Goal of the exercise - Copy each line below in which the string "this" occurs.

Source data -
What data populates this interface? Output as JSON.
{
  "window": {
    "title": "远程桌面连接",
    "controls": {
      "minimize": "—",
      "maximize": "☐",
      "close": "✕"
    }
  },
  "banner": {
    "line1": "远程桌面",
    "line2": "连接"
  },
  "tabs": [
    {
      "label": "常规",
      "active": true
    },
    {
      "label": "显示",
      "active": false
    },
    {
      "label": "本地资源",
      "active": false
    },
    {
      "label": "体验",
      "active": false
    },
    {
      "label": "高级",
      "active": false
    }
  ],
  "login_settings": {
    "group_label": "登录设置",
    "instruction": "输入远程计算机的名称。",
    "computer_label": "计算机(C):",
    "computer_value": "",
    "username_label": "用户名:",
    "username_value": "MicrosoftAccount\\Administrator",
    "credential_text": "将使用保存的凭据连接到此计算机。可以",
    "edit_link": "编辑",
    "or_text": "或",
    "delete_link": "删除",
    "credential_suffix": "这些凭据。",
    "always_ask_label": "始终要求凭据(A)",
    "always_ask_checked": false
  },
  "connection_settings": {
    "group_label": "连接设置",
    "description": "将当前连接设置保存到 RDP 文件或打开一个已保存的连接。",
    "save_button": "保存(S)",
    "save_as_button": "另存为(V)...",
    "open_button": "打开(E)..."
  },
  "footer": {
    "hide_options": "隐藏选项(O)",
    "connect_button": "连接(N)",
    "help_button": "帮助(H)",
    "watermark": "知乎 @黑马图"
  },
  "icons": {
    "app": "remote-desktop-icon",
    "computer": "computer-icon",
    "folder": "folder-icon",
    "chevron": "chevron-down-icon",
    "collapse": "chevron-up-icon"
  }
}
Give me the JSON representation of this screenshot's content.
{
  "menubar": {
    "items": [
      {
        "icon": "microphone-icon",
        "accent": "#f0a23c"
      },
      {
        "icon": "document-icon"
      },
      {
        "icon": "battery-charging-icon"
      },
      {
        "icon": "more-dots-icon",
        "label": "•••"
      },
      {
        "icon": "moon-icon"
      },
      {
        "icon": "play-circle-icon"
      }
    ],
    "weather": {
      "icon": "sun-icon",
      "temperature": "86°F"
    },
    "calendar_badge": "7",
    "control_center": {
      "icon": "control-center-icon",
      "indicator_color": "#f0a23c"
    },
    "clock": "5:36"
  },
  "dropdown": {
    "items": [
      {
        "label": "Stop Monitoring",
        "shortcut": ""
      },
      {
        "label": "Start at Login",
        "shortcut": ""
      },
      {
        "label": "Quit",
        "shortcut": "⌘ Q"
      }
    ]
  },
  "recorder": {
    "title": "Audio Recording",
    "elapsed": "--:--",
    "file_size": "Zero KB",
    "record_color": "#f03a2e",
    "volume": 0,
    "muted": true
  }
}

Result of the exercise -
What data populates this interface? Output as JSON.
Give me the JSON representation of this screenshot's content.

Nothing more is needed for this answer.